Reading passage.
Christopher A. Lawrence is a professional historian and military analyst. He is the Executive Director and President of The Dupuy Institute, an organization dedicated to scholarly research and objective analysis of historical data related to armed conflict and the resolution of armed conflict. The Dupuy Institute provides independent, historically-based analyses of lessons learned from modern military experience.

Mr. Lawrence was the program manager for the Ardennes Campaign Simulation Data Base, the Kursk Data Base, the Modern Insurgency Spread Sheets and for a number of other smaller combat data bases. He has participated in casualty estimation studies (including estimates for Bosnia and Iraq) and studies of air campaign modeling, enemy prisoner of war capture rates, medium weight armor, urban warfare, situational awareness, counterinsurgency and other subjects for the U.S. Army, the Defense Department, the Joint Staff and the U.S. Air Force. He has also directed a number of studies related to the military impact of banning antipersonnel mines for the Joint Staff, Los Alamos National Laboratories and the Vietnam Veterans of American Foundation.

Tasks for this exercise.
**A.** Answer these questions about the biography of Christopher A. Lawrence:
(i) Which organization does Lawrence serve as Executive Director and President?
(ii) Which two places are named in his casualty estimation studies?
(iii) For which three bodies did he direct studies on the military impact of banning antipersonnel mines?
**B.** Could you carry the biography of Christopher A. Lawrence forward, starting right after its final sentence?

Stored data.
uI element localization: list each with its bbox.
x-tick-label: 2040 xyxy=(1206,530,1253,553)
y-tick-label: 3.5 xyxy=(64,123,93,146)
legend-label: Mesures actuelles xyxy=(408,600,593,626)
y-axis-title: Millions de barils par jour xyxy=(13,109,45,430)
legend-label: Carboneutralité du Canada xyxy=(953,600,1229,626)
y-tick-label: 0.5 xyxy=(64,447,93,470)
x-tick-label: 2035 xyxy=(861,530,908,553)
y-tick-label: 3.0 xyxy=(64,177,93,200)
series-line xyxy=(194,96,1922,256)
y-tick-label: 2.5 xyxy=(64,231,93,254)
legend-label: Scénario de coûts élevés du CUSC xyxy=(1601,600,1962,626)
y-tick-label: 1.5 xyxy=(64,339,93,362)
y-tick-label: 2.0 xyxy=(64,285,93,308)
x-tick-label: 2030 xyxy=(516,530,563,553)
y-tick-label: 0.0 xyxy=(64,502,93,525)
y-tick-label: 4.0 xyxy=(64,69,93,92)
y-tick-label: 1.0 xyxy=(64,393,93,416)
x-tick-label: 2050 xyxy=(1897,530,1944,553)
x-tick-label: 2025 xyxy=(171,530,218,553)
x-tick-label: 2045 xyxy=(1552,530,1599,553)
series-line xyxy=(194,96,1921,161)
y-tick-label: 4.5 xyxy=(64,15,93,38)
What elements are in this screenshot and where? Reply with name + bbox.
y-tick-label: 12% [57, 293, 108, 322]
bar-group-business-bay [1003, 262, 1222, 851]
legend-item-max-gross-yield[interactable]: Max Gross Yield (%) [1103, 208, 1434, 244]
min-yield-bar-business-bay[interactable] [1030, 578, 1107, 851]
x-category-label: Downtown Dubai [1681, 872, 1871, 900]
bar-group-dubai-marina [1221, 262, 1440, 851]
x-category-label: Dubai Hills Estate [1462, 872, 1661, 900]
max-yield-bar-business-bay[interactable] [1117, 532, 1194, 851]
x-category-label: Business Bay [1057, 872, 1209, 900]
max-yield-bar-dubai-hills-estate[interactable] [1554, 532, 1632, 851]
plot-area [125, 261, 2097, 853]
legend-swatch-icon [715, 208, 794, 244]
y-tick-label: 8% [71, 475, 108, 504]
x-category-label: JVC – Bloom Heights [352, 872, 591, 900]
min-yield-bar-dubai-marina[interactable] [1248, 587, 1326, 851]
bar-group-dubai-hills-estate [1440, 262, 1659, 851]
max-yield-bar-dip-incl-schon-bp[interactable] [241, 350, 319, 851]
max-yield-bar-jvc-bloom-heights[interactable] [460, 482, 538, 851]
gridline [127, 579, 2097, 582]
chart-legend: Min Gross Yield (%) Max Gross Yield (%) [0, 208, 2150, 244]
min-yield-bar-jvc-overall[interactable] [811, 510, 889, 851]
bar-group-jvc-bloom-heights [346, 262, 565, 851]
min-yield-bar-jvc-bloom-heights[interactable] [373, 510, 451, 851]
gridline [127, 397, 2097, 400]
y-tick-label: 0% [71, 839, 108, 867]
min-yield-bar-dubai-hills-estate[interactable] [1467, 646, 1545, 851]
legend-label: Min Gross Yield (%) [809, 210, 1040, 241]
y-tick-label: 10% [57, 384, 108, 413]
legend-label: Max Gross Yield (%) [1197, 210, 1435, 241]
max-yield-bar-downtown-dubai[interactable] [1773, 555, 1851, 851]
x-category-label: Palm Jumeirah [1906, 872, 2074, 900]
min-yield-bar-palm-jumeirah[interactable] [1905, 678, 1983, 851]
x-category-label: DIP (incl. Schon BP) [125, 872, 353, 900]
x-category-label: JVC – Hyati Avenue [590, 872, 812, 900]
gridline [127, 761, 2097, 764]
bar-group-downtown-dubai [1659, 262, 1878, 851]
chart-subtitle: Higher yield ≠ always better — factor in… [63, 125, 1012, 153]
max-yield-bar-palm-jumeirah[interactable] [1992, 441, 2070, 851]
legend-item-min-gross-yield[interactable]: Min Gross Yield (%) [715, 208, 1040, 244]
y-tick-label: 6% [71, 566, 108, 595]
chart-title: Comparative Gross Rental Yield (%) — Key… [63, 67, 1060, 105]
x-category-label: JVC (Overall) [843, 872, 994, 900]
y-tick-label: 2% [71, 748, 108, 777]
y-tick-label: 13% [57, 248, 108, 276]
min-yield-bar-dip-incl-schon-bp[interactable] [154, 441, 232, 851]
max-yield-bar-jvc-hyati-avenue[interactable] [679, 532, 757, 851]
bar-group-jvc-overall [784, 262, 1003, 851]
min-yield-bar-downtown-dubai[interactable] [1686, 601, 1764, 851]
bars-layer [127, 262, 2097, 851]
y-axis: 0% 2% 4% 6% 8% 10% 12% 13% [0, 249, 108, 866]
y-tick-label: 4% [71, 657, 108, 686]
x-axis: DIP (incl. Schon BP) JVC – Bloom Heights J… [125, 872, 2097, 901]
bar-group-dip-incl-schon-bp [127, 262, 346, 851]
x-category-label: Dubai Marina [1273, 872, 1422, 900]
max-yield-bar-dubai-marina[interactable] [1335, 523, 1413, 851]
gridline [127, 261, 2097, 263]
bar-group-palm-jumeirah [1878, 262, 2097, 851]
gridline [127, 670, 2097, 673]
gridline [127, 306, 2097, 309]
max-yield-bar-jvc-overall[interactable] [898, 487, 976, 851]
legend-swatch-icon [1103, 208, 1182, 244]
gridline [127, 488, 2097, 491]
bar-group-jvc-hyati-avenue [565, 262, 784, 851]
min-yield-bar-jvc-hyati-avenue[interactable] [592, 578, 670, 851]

Answers in order.
**A.**
(i) The Dupuy Institute.
(ii) Bosnia and Iraq.
(iii) The Joint Staff, Los Alamos National Laboratories and the Vietnam Veterans of American Foundation.

**B.**
His published works include papers and monographs for the Congressional Office of Technology Assessment and the Vietnam Veterans of American Foundation, in addition to over 40 articles written for limited-distribution newsletters and over 60 analytical reports prepared for the Defense Department. He is the author of Kursk: The Battle of Prokhorovka (Aberdeen Books, Sheridan, CO., 2015), America’s Modern Wars: Understanding Iraq, Afghanistan and Vietnam (Casemate Publishers, Philadelphia & Oxford, 2015), War by Numbers: Understanding Conventional Combat (Potomac Books, Lincoln, NE., 2017) and The Battle of Prokhorovka (Stackpole Books, Guilford, CT., 2019)

Mr. Lawrence lives in northern Virginia, near Washington, D.C., with his wife and son.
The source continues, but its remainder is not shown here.